start

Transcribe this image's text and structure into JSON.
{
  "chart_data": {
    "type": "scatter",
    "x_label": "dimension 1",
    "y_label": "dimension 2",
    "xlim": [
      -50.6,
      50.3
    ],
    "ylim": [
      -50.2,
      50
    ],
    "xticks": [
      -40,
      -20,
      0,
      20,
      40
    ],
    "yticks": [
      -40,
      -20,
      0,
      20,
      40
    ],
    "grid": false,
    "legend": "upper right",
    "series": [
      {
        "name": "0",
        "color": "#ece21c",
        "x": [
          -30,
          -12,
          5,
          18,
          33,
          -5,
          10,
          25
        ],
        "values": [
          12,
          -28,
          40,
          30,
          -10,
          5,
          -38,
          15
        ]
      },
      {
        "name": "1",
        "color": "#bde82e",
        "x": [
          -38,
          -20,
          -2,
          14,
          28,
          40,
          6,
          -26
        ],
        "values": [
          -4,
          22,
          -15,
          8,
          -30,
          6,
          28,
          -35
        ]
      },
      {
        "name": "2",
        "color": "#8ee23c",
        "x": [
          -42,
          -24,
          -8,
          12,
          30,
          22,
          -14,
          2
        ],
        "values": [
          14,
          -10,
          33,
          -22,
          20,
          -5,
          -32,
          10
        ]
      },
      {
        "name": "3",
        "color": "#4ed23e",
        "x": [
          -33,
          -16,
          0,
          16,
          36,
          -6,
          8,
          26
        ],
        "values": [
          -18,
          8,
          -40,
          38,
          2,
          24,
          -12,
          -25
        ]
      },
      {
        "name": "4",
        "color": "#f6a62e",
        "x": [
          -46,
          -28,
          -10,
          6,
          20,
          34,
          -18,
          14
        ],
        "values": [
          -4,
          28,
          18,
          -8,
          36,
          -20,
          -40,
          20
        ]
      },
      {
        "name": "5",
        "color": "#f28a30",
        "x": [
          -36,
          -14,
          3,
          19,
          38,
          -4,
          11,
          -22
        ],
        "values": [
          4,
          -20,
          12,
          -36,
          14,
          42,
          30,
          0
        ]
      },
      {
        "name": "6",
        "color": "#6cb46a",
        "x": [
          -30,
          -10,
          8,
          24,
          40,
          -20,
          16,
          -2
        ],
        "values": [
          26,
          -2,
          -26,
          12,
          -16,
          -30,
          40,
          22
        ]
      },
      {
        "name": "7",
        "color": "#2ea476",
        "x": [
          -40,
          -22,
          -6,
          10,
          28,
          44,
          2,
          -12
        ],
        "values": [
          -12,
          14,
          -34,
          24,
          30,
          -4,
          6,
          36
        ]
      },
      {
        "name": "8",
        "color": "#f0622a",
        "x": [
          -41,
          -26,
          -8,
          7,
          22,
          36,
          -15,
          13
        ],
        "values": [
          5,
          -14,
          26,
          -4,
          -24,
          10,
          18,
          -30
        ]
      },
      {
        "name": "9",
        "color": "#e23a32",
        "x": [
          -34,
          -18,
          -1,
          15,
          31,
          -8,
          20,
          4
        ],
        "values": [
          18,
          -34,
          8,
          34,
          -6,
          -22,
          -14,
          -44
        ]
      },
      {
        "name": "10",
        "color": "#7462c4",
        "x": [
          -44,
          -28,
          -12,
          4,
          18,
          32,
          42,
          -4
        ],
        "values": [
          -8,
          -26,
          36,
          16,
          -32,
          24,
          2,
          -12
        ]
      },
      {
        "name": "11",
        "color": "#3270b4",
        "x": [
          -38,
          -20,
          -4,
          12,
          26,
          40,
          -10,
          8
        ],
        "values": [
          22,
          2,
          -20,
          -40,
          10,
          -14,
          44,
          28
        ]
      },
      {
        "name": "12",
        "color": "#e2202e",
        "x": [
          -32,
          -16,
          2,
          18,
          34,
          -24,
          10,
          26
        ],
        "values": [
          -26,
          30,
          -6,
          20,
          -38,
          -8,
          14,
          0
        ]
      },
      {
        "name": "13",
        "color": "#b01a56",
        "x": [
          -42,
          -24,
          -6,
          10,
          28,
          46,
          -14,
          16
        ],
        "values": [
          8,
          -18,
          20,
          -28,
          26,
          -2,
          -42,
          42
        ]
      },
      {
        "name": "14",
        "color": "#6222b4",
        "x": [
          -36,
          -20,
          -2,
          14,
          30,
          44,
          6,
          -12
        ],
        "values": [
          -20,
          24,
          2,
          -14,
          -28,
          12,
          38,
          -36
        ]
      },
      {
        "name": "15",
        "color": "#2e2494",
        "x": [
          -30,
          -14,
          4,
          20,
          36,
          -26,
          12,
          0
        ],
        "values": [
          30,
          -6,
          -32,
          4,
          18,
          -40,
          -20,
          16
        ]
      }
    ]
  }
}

end

Objective: Your task is to output all of the data above word for word.

Response for this exercise:
Transcribe this image's text and structure into JSON.
{
  "chart_data": {
    "type": "scatter",
    "x_label": "dimension 1",
    "y_label": "dimension 2",
    "xlim": [
      -50.6,
      50.3
    ],
    "ylim": [
      -50.2,
      50
    ],
    "xticks": [
      -40,
      -20,
      0,
      20,
      40
    ],
    "yticks": [
      -40,
      -20,
      0,
      20,
      40
    ],
    "grid": false,
    "legend": "upper right",
    "series": [
      {
        "name": "0",
        "color": "#ece21c",
        "x": [
          -30,
          -12,
          5,
          18,
          33,
          -5,
          10,
          25
        ],
        "values": [
          12,
          -28,
          40,
          30,
          -10,
          5,
          -38,
          15
        ]
      },
      {
        "name": "1",
        "color": "#bde82e",
        "x": [
          -38,
          -20,
          -2,
          14,
          28,
          40,
          6,
          -26
        ],
        "values": [
          -4,
          22,
          -15,
          8,
          -30,
          6,
          28,
          -35
        ]
      },
      {
        "name": "2",
        "color": "#8ee23c",
        "x": [
          -42,
          -24,
          -8,
          12,
          30,
          22,
          -14,
          2
        ],
        "values": [
          14,
          -10,
          33,
          -22,
          20,
          -5,
          -32,
          10
        ]
      },
      {
        "name": "3",
        "color": "#4ed23e",
        "x": [
          -33,
          -16,
          0,
          16,
          36,
          -6,
          8,
          26
        ],
        "values": [
          -18,
          8,
          -40,
          38,
          2,
          24,
          -12,
          -25
        ]
      },
      {
        "name": "4",
        "color": "#f6a62e",
        "x": [
          -46,
          -28,
          -10,
          6,
          20,
          34,
          -18,
          14
        ],
        "values": [
          -4,
          28,
          18,
          -8,
          36,
          -20,
          -40,
          20
        ]
      },
      {
        "name": "5",
        "color": "#f28a30",
        "x": [
          -36,
          -14,
          3,
          19,
          38,
          -4,
          11,
          -22
        ],
        "values": [
          4,
          -20,
          12,
          -36,
          14,
          42,
          30,
          0
        ]
      },
      {
        "name": "6",
        "color": "#6cb46a",
        "x": [
          -30,
          -10,
          8,
          24,
          40,
          -20,
          16,
          -2
        ],
        "values": [
          26,
          -2,
          -26,
          12,
          -16,
          -30,
          40,
          22
        ]
      },
      {
        "name": "7",
        "color": "#2ea476",
        "x": [
          -40,
          -22,
          -6,
          10,
          28,
          44,
          2,
          -12
        ],
        "values": [
          -12,
          14,
          -34,
          24,
          30,
          -4,
          6,
          36
        ]
      },
      {
        "name": "8",
        "color": "#f0622a",
        "x": [
          -41,
          -26,
          -8,
          7,
          22,
          36,
          -15,
          13
        ],
        "values": [
          5,
          -14,
          26,
          -4,
          -24,
          10,
          18,
          -30
        ]
      },
      {
        "name": "9",
        "color": "#e23a32",
        "x": [
          -34,
          -18,
          -1,
          15,
          31,
          -8,
          20,
          4
        ],
        "values": [
          18,
          -34,
          8,
          34,
          -6,
          -22,
          -14,
          -44
        ]
      },
      {
        "name": "10",
        "color": "#7462c4",
        "x": [
          -44,
          -28,
          -12,
          4,
          18,
          32,
          42,
          -4
        ],
        "values": [
          -8,
          -26,
          36,
          16,
          -32,
          24,
          2,
          -12
        ]
      },
      {
        "name": "11",
        "color": "#3270b4",
        "x": [
          -38,
          -20,
          -4,
          12,
          26,
          40,
          -10,
          8
        ],
        "values": [
          22,
          2,
          -20,
          -40,
          10,
          -14,
          44,
          28
        ]
      },
      {
        "name": "12",
        "color": "#e2202e",
        "x": [
          -32,
          -16,
          2,
          18,
          34,
          -24,
          10,
          26
        ],
        "values": [
          -26,
          30,
          -6,
          20,
          -38,
          -8,
          14,
          0
        ]
      },
      {
        "name": "13",
        "color": "#b01a56",
        "x": [
          -42,
          -24,
          -6,
          10,
          28,
          46,
          -14,
          16
        ],
        "values": [
          8,
          -18,
          20,
          -28,
          26,
          -2,
          -42,
          42
        ]
      },
      {
        "name": "14",
        "color": "#6222b4",
        "x": [
          -36,
          -20,
          -2,
          14,
          30,
          44,
          6,
          -12
        ],
        "values": [
          -20,
          24,
          2,
          -14,
          -28,
          12,
          38,
          -36
        ]
      },
      {
        "name": "15",
        "color": "#2e2494",
        "x": [
          -30,
          -14,
          4,
          20,
          36,
          -26,
          12,
          0
        ],
        "values": [
          30,
          -6,
          -32,
          4,
          18,
          -40,
          -20,
          16
        ]
      }
    ]
  }
}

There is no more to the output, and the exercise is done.